TASK BRIEF: Copy all lines in which the word "verdi" can be found.

#### INPUT ROWS ####

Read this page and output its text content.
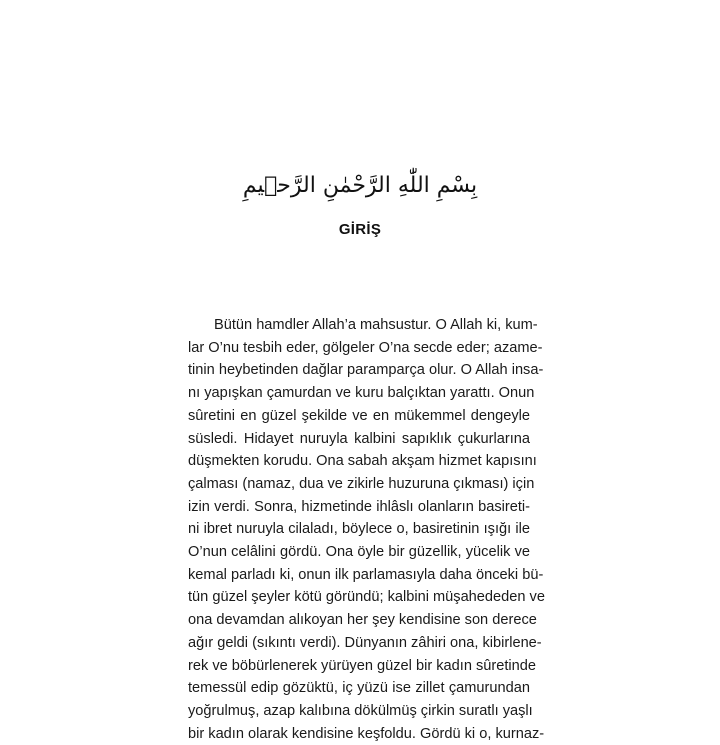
بِسْمِ اللّٰهِ الرَّحْمٰنِ الرَّح۪يمِ
GİRİŞ
Bütün hamdler Allah’a mahsustur. O Allah ki, kum-
lar O’nu tesbih eder, gölgeler O’na secde eder; azame-
tinin heybetinden dağlar paramparça olur. O Allah insa-
nı yapışkan çamurdan ve kuru balçıktan yarattı. Onun
sûretini en güzel şekilde ve en mükemmel dengeyle
süsledi. Hidayet nuruyla kalbini sapıklık çukurlarına
düşmekten korudu. Ona sabah akşam hizmet kapısını
çalması (namaz, dua ve zikirle huzuruna çıkması) için
izin verdi. Sonra, hizmetinde ihlâslı olanların basireti-
ni ibret nuruyla cilaladı, böylece o, basiretinin ışığı ile
O’nun celâlini gördü. Ona öyle bir güzellik, yücelik ve
kemal parladı ki, onun ilk parlamasıyla daha önceki bü-
tün güzel şeyler kötü göründü; kalbini müşahededen ve
ona devamdan alıkoyan her şey kendisine son derece
ağır geldi (sıkıntı verdi). Dünyanın zâhiri ona, kibirlene-
rek ve böbürlenerek yürüyen güzel bir kadın sûretinde
temessül edip gözüktü, iç yüzü ise zillet çamurundan
yoğrulmuş, azap kalıbına dökülmüş çirkin suratlı yaşlı
bir kadın olarak kendisine keşfoldu. Gördü ki o, kurnaz-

####

FULL RESPONSE:
izin verdi. Sonra, hizmetinde ihlâslı olanların basireti-
ağır geldi (sıkıntı verdi). Dünyanın zâhiri ona, kibirlene-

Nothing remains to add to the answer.